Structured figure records
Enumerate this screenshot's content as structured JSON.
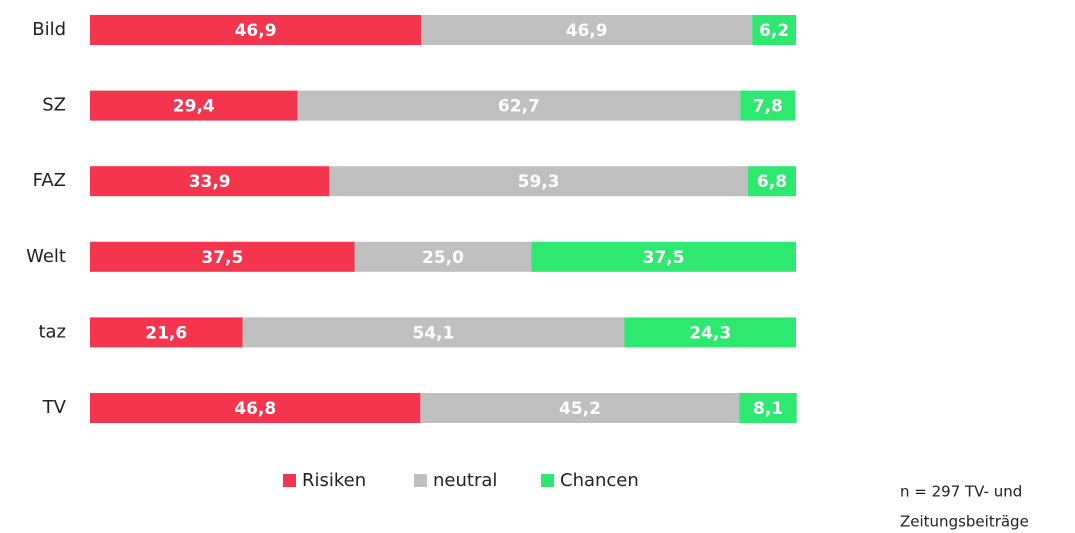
{
  "chart_data": {
    "type": "stacked_bar_horizontal",
    "categories": [
      "Bild",
      "SZ",
      "FAZ",
      "Welt",
      "taz",
      "TV"
    ],
    "series": [
      {
        "name": "Risiken",
        "color": "#f5344e",
        "values": [
          46.9,
          29.4,
          33.9,
          37.5,
          21.6,
          46.8
        ],
        "value_labels": [
          "46,9",
          "29,4",
          "33,9",
          "37,5",
          "21,6",
          "46,8"
        ]
      },
      {
        "name": "neutral",
        "color": "#bfbfbf",
        "values": [
          46.9,
          62.7,
          59.3,
          25.0,
          54.1,
          45.2
        ],
        "value_labels": [
          "46,9",
          "62,7",
          "59,3",
          "25,0",
          "54,1",
          "45,2"
        ]
      },
      {
        "name": "Chancen",
        "color": "#2ee870",
        "values": [
          6.2,
          7.8,
          6.8,
          37.5,
          24.3,
          8.1
        ],
        "value_labels": [
          "6,2",
          "7,8",
          "6,8",
          "37,5",
          "24,3",
          "8,1"
        ]
      }
    ],
    "xlim": [
      0,
      100
    ],
    "legend": "bottom",
    "note": [
      "n = 297 TV- und",
      "Zeitungsbeiträge"
    ]
  }
}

PROBLEM STATEMENT
In the records above, find each line holding "color" and copy it.

ANSWER TO THIS PROBLEM
        "color": "#f5344e",
        "color": "#bfbfbf",
        "color": "#2ee870",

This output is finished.